DATA FOR PROCESSING:
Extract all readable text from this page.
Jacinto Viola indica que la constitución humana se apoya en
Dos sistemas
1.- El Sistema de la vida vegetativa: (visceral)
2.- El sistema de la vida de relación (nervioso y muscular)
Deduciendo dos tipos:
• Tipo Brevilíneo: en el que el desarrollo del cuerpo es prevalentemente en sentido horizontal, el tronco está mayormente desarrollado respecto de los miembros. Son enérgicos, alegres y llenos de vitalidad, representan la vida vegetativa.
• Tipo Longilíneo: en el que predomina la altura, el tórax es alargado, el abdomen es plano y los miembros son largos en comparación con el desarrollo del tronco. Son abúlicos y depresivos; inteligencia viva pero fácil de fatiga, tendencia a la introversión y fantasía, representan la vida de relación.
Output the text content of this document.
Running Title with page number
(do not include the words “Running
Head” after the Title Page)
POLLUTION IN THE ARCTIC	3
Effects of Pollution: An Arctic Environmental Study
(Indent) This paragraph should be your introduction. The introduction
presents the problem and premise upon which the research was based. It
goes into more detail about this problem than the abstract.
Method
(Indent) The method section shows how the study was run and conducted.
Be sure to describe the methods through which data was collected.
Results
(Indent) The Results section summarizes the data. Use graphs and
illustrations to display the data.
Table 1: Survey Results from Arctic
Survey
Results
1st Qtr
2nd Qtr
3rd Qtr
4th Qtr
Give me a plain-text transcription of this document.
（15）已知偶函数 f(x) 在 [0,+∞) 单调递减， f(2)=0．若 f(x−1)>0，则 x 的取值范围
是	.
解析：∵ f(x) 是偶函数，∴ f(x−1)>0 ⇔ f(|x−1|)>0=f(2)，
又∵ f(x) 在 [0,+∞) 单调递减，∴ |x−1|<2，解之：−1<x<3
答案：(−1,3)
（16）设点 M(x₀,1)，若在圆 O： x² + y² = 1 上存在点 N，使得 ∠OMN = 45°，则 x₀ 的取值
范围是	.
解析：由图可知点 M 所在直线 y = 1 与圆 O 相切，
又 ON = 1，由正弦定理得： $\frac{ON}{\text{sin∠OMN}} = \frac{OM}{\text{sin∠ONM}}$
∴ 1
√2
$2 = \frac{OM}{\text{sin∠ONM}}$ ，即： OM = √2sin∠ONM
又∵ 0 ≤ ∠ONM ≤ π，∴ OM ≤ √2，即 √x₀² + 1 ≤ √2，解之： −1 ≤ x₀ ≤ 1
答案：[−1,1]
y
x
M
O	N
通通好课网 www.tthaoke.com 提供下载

THE EXERCISE: Please quote the data above in full, with no line missing.

ANSWER IN FULL:
Extract all readable text from this page.
Jacinto Viola indica que la constitución humana se apoya en
Dos sistemas
1.- El Sistema de la vida vegetativa: (visceral)
2.- El sistema de la vida de relación (nervioso y muscular)
Deduciendo dos tipos:
• Tipo Brevilíneo: en el que el desarrollo del cuerpo es prevalentemente en sentido horizontal, el tronco está mayormente desarrollado respecto de los miembros. Son enérgicos, alegres y llenos de vitalidad, representan la vida vegetativa.
• Tipo Longilíneo: en el que predomina la altura, el tórax es alargado, el abdomen es plano y los miembros son largos en comparación con el desarrollo del tronco. Son abúlicos y depresivos; inteligencia viva pero fácil de fatiga, tendencia a la introversión y fantasía, representan la vida de relación.
Output the text content of this document.
Running Title with page number
(do not include the words “Running
Head” after the Title Page)
POLLUTION IN THE ARCTIC	3
Effects of Pollution: An Arctic Environmental Study
(Indent) This paragraph should be your introduction. The introduction
presents the problem and premise upon which the research was based. It
goes into more detail about this problem than the abstract.
Method
(Indent) The method section shows how the study was run and conducted.
Be sure to describe the methods through which data was collected.
Results
(Indent) The Results section summarizes the data. Use graphs and
illustrations to display the data.
Table 1: Survey Results from Arctic
Survey
Results
1st Qtr
2nd Qtr
3rd Qtr
4th Qtr
Give me a plain-text transcription of this document.
（15）已知偶函数 f(x) 在 [0,+∞) 单调递减， f(2)=0．若 f(x−1)>0，则 x 的取值范围
是	.
解析：∵ f(x) 是偶函数，∴ f(x−1)>0 ⇔ f(|x−1|)>0=f(2)，
又∵ f(x) 在 [0,+∞) 单调递减，∴ |x−1|<2，解之：−1<x<3
答案：(−1,3)
（16）设点 M(x₀,1)，若在圆 O： x² + y² = 1 上存在点 N，使得 ∠OMN = 45°，则 x₀ 的取值
范围是	.
解析：由图可知点 M 所在直线 y = 1 与圆 O 相切，
又 ON = 1，由正弦定理得： $\frac{ON}{\text{sin∠OMN}} = \frac{OM}{\text{sin∠ONM}}$
∴ 1
√2
$2 = \frac{OM}{\text{sin∠ONM}}$ ，即： OM = √2sin∠ONM
又∵ 0 ≤ ∠ONM ≤ π，∴ OM ≤ √2，即 √x₀² + 1 ≤ √2，解之： −1 ≤ x₀ ≤ 1
答案：[−1,1]
y
x
M
O	N
通通好课网 www.tthaoke.com 提供下载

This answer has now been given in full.